# Questions Per Language
This notebook intends to show how many stackoverflow questions exist for each programming language that has any considerable measure of use. 

# Step 0: Dependencies
This notebood expects you to already have the major python data science tools like numpy, pandas, and beautifulsoup. The author wrote it using anaconda, and it's recommneded that you use anaconda as well. Odds are if you have jupyter installed, you already have all the necessary tools.

# Step 1: Get a List of Programming Languages
We will use the [wikipedia page "list of programming languages"](https://en.wikipedia.org/wiki/List_of_programming_languages) as our major source. We will begin by downloading the HTML for that page and scraping it for names of programming languages.

In [1]:
WIKIPEDIA_LIST_OF_PROGRAMMING_LANGUAGES = 'https://en.wikipedia.org/wiki/List_of_programming_languages'

import requests
from bs4 import BeautifulSoup

with requests.get(WIKIPEDIA_LIST_OF_PROGRAMMING_LANGUAGES) as r:
    soup = BeautifulSoup(r.text, 'html.parser')

Once we have the data, we can scrape names of programming languages:

In [2]:
import re

content = soup.find('div', {'id': 'mw-content-text'})
sections = content.find_all('div', {'class': 'columns'})

Provided material:
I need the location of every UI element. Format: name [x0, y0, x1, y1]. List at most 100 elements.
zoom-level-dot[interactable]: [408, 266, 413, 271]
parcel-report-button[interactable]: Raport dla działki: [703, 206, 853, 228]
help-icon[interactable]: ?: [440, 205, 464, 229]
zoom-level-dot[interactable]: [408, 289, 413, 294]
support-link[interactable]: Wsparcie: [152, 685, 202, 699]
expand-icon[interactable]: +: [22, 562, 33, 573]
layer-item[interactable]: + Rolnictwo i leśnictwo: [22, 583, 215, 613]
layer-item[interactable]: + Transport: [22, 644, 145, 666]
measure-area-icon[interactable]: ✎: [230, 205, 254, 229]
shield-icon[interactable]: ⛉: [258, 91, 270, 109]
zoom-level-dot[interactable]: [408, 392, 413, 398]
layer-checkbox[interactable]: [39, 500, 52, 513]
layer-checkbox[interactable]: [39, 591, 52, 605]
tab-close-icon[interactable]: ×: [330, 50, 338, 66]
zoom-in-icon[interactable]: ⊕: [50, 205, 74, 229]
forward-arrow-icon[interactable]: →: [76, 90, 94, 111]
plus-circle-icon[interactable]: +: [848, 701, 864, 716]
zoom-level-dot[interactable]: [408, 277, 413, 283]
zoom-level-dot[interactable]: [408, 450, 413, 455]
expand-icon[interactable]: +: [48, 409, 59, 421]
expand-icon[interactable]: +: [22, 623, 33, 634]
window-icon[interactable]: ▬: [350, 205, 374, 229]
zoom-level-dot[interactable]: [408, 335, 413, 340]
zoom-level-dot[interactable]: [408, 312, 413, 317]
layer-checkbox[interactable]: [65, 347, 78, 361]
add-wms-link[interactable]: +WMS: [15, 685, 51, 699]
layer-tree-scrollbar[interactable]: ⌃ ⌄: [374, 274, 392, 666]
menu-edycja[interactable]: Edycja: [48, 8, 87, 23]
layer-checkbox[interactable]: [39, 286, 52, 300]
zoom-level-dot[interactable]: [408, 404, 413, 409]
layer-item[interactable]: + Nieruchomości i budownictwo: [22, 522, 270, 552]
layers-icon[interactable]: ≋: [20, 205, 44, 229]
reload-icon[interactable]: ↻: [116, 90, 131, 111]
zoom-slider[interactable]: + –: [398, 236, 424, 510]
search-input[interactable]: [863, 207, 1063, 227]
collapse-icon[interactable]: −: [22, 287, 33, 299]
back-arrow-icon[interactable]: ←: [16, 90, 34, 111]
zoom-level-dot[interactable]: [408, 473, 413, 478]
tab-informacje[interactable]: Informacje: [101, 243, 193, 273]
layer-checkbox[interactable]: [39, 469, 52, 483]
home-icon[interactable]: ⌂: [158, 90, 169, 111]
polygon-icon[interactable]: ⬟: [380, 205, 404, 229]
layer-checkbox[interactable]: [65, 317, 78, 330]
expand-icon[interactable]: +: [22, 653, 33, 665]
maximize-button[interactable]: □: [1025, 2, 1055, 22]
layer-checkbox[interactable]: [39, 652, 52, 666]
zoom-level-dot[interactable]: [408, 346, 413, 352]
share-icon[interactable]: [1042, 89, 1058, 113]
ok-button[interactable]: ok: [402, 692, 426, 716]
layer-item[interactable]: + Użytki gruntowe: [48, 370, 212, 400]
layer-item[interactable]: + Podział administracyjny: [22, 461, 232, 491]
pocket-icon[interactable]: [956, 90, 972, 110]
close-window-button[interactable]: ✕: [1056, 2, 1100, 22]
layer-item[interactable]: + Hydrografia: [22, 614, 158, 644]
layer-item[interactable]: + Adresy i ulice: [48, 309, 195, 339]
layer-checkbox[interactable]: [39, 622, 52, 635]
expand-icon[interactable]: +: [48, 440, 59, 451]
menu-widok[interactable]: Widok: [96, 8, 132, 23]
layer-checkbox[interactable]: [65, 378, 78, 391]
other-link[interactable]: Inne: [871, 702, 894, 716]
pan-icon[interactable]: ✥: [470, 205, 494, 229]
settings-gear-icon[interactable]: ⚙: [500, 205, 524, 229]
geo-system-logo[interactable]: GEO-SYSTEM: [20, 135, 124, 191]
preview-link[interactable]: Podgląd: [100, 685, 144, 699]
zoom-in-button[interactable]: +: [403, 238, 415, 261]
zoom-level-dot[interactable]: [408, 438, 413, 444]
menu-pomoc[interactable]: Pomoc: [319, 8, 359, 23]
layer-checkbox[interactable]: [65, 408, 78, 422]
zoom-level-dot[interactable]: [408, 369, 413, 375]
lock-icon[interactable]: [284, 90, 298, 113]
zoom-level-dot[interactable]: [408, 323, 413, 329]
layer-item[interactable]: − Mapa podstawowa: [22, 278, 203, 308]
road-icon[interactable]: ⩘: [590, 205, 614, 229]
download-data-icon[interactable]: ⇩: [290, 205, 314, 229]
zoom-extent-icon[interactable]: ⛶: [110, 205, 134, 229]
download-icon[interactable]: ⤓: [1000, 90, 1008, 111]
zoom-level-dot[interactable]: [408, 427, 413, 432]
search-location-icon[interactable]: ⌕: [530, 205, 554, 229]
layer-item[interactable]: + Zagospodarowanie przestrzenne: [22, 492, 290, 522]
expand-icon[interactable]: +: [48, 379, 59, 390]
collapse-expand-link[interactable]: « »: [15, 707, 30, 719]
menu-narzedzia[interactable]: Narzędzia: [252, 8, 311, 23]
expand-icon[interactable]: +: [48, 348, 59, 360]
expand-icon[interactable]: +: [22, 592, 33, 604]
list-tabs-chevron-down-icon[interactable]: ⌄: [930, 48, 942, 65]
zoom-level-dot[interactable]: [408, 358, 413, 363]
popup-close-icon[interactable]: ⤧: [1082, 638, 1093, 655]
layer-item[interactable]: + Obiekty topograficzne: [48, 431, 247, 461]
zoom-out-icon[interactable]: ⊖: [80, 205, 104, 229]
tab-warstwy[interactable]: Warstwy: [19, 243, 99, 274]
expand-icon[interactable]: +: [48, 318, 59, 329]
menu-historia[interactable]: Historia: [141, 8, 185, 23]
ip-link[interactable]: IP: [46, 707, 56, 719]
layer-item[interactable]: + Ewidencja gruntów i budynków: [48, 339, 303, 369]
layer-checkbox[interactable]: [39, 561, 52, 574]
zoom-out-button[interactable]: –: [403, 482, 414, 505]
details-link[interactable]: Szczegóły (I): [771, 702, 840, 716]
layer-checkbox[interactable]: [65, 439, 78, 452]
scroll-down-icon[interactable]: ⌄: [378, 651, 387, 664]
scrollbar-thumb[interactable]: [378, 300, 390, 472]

Exercise requirements:
1. In the Stack Overflow notebook, rewrite the paragraph beginning "This notebood expects you" as a short bulleted list that keeps its main facts.
2. According to the notebook on Stack Overflow questions per language, why is the HTML of the Wikipedia "list of programming languages" page downloaded? Answer in one to three sentences.
3. Carry on the notebook about Stack Overflow questions per programming language from the point where it stops.

In response:
1.
- Requires the major Python data science tools: numpy, pandas, and beautifulsoup.
- Written using anaconda, which is also recommended for the reader.
- Anyone with jupyter installed probably already has all the needed tools.

2. That Wikipedia page is the major source for the list of programming languages. Its HTML is downloaded so it can be scraped for the names of the languages.

3.
sections_combined = sections[0]
for i in range(1, len(sections)):
    sections_combined.append(sections[i])

# in this case, the following two lines are equivalent:

#lis = sections_combined.findChildren('li')
lis = sections_combined.find_all('li')

programming_languages = []
for li in lis:
    # some languages had notes in parenthesis after their names. These were removed.
    programming_languages.append(re.sub(r'\(.*', '', li.text).strip())
    
# some languages had other extra text and had to be manually edited
programming_languages[programming_languages.index('App Inventor for Android\'s visual block language')] = 'App Inventor'
programming_languages[programming_languages.index('C – ISO/IEC 9899')] = 'C'
programming_languages[programming_languages.index('COBOL – ISO/IEC 1989')] = 'COBOL'
programming_languages[programming_languages.index('CobolScript – COBOL Scripting language')] = 'Cobolscript'
programming_languages[programming_languages.index('EusLisp Robot Programming Language')] = 'EusLisp'
programming_languages[programming_languages.index('Fortran – ISO/IEC 1539')] = 'Fortran'
programming_languages[programming_languages.index('Game Maker Language')] = 'GML'
programming_languages[programming_languages.index('MASM Microsoft Assembly x86')] = 'MASM'
programming_languages[programming_languages.index('MaxScript internal language 3D Studio Max')] = 'maxscript'
programming_languages[programming_languages.index('Not eXactly C')] = 'nxc'
programming_languages[programming_languages.index('PL/I – ISO 6160')] = 'PL/I'
programming_languages[programming_languages.index('PowerBuilder – 4GL GUI application generator from Sybase')] = 'PowerBuilder'
programming_languages[programming_languages.index('TMG, compiler-compiler')] = 'tmg'
programming_languages[programming_languages.index('WATFIV, WATFOR')] = 'WATFIV'

i = programming_languages.index('AutoLISP / Visual LISP')
programming_languages[i] = 'AutoLISP'
programming_languages.insert(i, 'Visual LISP')

programming_languages.append('.net-core')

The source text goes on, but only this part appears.